• Exercise requirements
Restate, word for word, every line of the data.

(Figure record extracts)
==================================================

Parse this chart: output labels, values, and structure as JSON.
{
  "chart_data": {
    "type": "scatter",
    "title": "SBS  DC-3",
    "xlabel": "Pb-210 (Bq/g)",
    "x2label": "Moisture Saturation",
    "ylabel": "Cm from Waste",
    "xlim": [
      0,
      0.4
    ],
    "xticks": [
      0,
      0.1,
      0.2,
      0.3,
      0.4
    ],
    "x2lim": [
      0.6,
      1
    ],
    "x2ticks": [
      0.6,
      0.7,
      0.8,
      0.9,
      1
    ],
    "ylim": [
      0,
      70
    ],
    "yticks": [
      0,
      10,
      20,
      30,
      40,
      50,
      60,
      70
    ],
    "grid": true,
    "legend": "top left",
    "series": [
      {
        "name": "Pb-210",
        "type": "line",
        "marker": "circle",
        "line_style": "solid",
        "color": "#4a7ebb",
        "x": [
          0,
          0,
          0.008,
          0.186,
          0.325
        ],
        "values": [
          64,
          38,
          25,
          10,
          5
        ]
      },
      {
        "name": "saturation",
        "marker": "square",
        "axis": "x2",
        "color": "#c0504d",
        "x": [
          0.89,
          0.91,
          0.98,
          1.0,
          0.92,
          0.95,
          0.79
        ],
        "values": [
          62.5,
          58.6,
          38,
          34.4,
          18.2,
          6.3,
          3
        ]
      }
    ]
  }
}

==================================================

• Worked answer
Parse this chart: output labels, values, and structure as JSON.
{
  "chart_data": {
    "type": "scatter",
    "title": "SBS  DC-3",
    "xlabel": "Pb-210 (Bq/g)",
    "x2label": "Moisture Saturation",
    "ylabel": "Cm from Waste",
    "xlim": [
      0,
      0.4
    ],
    "xticks": [
      0,
      0.1,
      0.2,
      0.3,
      0.4
    ],
    "x2lim": [
      0.6,
      1
    ],
    "x2ticks": [
      0.6,
      0.7,
      0.8,
      0.9,
      1
    ],
    "ylim": [
      0,
      70
    ],
    "yticks": [
      0,
      10,
      20,
      30,
      40,
      50,
      60,
      70
    ],
    "grid": true,
    "legend": "top left",
    "series": [
      {
        "name": "Pb-210",
        "type": "line",
        "marker": "circle",
        "line_style": "solid",
        "color": "#4a7ebb",
        "x": [
          0,
          0,
          0.008,
          0.186,
          0.325
        ],
        "values": [
          64,
          38,
          25,
          10,
          5
        ]
      },
      {
        "name": "saturation",
        "marker": "square",
        "axis": "x2",
        "color": "#c0504d",
        "x": [
          0.89,
          0.91,
          0.98,
          1.0,
          0.92,
          0.95,
          0.79
        ],
        "values": [
          62.5,
          58.6,
          38,
          34.4,
          18.2,
          6.3,
          3
        ]
      }
    ]
  }
}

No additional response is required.